• SELECTED EXCERPT
"""

HR 3961 SGR Fix; One Hurdle Down, Two Remaining

U.S. House of Representatives passes SGR fix

The U.S. House of Representatives on Thursday passed H.R. 3961, the “Medicare Physician Payment Reform Act of 2009” by a vote of 243-183. The legislation would permanently repeal the unworkable Sustainable Growth Rate formula (SGR) and create a path for future positive updates.  Without SGR reform this year, anesthesiologists and all other physicians face a 21 percent Medicare payment cut beginning Jan. 1, 2010, with additional cuts projected in future years.  H.R. 3961 would eliminate such SGR reductions to Medicare physician payments.  Instead, the bill would create a new physician payment formula with two buckets that would:

  • Allow the volume of most services to grow at the rate of GDP plus 1 percentage point per year
  • Allow the volume of primary and preventive care services to grow at GDP plus 2 percent per year

H.R. 3961 would also remove drugs and laboratory services not paid directly to practitioners from spending targets. For the bill to continue moving through the legislative process, it must receive consideration by the U.S. Senate.  Contact you Senators to make sure they know where you stand on this bill. Once the Senate has approved the bill it will then require a signature from the President.

"""

Document structure recognition data
"""

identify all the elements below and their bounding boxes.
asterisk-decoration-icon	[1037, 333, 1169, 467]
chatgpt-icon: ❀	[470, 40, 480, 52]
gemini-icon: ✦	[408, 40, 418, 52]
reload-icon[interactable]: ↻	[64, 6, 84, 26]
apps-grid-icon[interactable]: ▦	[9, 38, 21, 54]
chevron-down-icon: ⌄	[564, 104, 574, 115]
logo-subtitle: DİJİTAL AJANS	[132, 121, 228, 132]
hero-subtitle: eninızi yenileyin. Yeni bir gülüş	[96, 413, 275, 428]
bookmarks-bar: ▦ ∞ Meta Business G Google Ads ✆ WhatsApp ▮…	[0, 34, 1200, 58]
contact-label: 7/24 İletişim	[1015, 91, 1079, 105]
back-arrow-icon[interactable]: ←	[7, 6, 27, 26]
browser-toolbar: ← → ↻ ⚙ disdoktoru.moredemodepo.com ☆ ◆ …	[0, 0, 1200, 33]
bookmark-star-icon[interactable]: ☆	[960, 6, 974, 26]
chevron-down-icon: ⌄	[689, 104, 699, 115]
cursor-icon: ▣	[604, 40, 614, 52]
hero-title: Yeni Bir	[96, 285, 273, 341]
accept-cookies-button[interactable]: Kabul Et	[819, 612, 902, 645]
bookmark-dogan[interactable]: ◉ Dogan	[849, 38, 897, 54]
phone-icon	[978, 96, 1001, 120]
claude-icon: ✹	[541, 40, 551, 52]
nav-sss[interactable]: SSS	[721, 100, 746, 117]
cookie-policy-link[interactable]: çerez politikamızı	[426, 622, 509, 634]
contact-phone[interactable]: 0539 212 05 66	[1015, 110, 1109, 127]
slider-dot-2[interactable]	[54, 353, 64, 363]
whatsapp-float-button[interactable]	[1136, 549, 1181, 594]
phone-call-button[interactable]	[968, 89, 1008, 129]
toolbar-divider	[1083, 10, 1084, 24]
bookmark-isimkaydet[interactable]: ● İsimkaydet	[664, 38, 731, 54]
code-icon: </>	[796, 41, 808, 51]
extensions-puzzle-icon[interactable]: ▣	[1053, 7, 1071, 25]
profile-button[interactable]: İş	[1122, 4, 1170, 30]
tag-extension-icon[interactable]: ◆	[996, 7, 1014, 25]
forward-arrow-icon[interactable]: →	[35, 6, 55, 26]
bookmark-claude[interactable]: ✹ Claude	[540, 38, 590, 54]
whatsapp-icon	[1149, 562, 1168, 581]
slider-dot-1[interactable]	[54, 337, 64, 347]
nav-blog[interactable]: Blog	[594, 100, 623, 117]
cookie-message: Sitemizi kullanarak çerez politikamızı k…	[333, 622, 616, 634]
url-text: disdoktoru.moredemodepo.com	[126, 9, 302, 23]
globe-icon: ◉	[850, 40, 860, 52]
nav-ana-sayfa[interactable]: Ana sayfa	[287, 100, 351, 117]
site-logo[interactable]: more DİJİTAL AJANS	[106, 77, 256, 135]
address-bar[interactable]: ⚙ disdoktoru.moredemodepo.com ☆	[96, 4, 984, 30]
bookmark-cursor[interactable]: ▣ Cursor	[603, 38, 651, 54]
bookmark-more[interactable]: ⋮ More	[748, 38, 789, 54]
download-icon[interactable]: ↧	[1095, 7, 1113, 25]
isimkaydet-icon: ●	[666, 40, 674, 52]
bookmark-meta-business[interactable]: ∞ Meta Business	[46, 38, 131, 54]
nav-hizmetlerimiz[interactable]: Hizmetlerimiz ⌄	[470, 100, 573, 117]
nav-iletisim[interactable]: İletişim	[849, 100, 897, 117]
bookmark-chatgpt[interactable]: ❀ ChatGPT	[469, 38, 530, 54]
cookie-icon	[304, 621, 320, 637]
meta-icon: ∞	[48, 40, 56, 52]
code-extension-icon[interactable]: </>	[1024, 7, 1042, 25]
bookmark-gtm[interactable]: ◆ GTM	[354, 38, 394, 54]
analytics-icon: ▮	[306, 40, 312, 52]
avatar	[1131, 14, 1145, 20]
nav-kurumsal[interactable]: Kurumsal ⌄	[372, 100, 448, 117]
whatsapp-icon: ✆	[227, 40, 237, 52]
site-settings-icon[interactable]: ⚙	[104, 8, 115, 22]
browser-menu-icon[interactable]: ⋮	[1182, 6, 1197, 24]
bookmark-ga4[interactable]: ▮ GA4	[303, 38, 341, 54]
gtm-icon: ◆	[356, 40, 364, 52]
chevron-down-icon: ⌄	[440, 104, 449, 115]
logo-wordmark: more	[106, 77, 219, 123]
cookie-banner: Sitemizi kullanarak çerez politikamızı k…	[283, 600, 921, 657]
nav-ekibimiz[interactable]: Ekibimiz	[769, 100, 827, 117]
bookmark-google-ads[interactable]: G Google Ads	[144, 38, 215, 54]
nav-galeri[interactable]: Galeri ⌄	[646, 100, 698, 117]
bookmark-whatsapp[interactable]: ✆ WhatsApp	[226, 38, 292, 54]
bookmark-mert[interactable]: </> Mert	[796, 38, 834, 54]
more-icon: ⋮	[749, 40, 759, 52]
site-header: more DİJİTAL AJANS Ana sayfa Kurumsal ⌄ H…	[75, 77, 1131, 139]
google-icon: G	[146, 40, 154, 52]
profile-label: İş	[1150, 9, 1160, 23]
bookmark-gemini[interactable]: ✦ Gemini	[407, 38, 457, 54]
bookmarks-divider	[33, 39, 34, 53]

"""

• TASKS TO PERFORM
[1] Please repeat the part of the SGR article that opens with the words containing "H.R. 3961 would also" and closes with "from the President.".
[2] Answer these questions using the SGR article:
(a) By what vote did the House pass H.R. 3961?
(b) How large a Medicare payment cut do physicians face without SGR reform this year, and when would it begin?
(c) Under the new formula, at what rate could the volume of primary and preventive care services grow?

• OUTPUTS IN ORDER
[1]
H.R. 3961 would also remove drugs and laboratory services not paid directly to practitioners from spending targets. For the bill to continue moving through the legislative process, it must receive consideration by the U.S. Senate.  Contact you Senators to make sure they know where you stand on this bill. Once the Senate has approved the bill it will then require a signature from the President.

[2]
(a) 243-183
(b) A 21 percent cut, beginning Jan. 1, 2010
(c) GDP plus 2 percent per year